#### [What you should do]
Return the listing below in full, with every line exactly as it is.

## START

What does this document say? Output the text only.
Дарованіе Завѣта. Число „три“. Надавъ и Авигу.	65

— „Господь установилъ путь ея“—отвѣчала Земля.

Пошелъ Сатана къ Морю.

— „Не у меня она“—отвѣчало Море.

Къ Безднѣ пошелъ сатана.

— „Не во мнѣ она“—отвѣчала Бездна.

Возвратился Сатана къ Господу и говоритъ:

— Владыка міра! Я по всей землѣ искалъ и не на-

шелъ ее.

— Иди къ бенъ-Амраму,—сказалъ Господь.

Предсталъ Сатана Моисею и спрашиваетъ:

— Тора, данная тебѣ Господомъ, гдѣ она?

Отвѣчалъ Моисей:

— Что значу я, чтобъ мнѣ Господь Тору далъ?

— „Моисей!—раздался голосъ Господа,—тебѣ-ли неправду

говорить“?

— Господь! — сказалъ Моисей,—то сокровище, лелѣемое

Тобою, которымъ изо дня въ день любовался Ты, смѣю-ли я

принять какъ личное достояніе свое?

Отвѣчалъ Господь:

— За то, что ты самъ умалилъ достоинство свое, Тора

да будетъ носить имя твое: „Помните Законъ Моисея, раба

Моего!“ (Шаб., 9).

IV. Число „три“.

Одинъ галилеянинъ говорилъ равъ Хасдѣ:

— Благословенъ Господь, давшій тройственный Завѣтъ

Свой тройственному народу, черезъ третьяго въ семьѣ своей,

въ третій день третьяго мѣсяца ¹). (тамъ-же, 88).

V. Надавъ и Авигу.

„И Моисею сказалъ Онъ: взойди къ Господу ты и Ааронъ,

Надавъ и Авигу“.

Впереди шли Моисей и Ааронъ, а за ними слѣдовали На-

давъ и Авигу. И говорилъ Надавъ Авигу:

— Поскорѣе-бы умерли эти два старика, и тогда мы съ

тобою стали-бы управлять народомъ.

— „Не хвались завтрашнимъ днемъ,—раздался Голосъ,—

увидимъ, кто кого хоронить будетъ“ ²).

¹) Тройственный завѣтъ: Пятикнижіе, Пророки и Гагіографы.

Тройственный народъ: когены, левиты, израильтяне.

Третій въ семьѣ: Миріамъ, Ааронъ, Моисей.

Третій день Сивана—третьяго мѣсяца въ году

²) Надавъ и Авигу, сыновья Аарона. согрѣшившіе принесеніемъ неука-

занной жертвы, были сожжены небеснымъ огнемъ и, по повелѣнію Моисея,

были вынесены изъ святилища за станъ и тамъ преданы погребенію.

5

## END

#### [Correct answer]
What does this document say? Output the text only.
Дарованіе Завѣта. Число „три“. Надавъ и Авигу.	65

— „Господь установилъ путь ея“—отвѣчала Земля.

Пошелъ Сатана къ Морю.

— „Не у меня она“—отвѣчало Море.

Къ Безднѣ пошелъ сатана.

— „Не во мнѣ она“—отвѣчала Бездна.

Возвратился Сатана къ Господу и говоритъ:

— Владыка міра! Я по всей землѣ искалъ и не на-

шелъ ее.

— Иди къ бенъ-Амраму,—сказалъ Господь.

Предсталъ Сатана Моисею и спрашиваетъ:

— Тора, данная тебѣ Господомъ, гдѣ она?

Отвѣчалъ Моисей:

— Что значу я, чтобъ мнѣ Господь Тору далъ?

— „Моисей!—раздался голосъ Господа,—тебѣ-ли неправду

говорить“?

— Господь! — сказалъ Моисей,—то сокровище, лелѣемое

Тобою, которымъ изо дня въ день любовался Ты, смѣю-ли я

принять какъ личное достояніе свое?

Отвѣчалъ Господь:

— За то, что ты самъ умалилъ достоинство свое, Тора

да будетъ носить имя твое: „Помните Законъ Моисея, раба

Моего!“ (Шаб., 9).

IV. Число „три“.

Одинъ галилеянинъ говорилъ равъ Хасдѣ:

— Благословенъ Господь, давшій тройственный Завѣтъ

Свой тройственному народу, черезъ третьяго въ семьѣ своей,

въ третій день третьяго мѣсяца ¹). (тамъ-же, 88).

V. Надавъ и Авигу.

„И Моисею сказалъ Онъ: взойди къ Господу ты и Ааронъ,

Надавъ и Авигу“.

Впереди шли Моисей и Ааронъ, а за ними слѣдовали На-

давъ и Авигу. И говорилъ Надавъ Авигу:

— Поскорѣе-бы умерли эти два старика, и тогда мы съ

тобою стали-бы управлять народомъ.

— „Не хвались завтрашнимъ днемъ,—раздался Голосъ,—

увидимъ, кто кого хоронить будетъ“ ²).

¹) Тройственный завѣтъ: Пятикнижіе, Пророки и Гагіографы.

Тройственный народъ: когены, левиты, израильтяне.

Третій въ семьѣ: Миріамъ, Ааронъ, Моисей.

Третій день Сивана—третьяго мѣсяца въ году

²) Надавъ и Авигу, сыновья Аарона. согрѣшившіе принесеніемъ неука-

занной жертвы, были сожжены небеснымъ огнемъ и, по повелѣнію Моисея,

были вынесены изъ святилища за станъ и тамъ преданы погребенію.

5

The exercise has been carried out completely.